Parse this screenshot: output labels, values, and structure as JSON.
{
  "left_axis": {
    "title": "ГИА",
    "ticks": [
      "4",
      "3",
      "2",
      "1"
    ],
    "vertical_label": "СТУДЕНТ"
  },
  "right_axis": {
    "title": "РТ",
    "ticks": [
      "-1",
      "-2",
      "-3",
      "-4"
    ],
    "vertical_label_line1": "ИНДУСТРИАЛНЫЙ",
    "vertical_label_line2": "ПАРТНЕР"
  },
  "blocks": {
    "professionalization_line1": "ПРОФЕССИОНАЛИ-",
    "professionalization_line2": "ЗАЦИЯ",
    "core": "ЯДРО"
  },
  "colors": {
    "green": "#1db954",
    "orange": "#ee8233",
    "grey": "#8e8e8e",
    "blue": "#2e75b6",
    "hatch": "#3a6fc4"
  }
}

::::::::::

Stated problem:
Give all the records again. Match them exactly.

Response:
Parse this screenshot: output labels, values, and structure as JSON.
{
  "left_axis": {
    "title": "ГИА",
    "ticks": [
      "4",
      "3",
      "2",
      "1"
    ],
    "vertical_label": "СТУДЕНТ"
  },
  "right_axis": {
    "title": "РТ",
    "ticks": [
      "-1",
      "-2",
      "-3",
      "-4"
    ],
    "vertical_label_line1": "ИНДУСТРИАЛНЫЙ",
    "vertical_label_line2": "ПАРТНЕР"
  },
  "blocks": {
    "professionalization_line1": "ПРОФЕССИОНАЛИ-",
    "professionalization_line2": "ЗАЦИЯ",
    "core": "ЯДРО"
  },
  "colors": {
    "green": "#1db954",
    "orange": "#ee8233",
    "grey": "#8e8e8e",
    "blue": "#2e75b6",
    "hatch": "#3a6fc4"
  }
}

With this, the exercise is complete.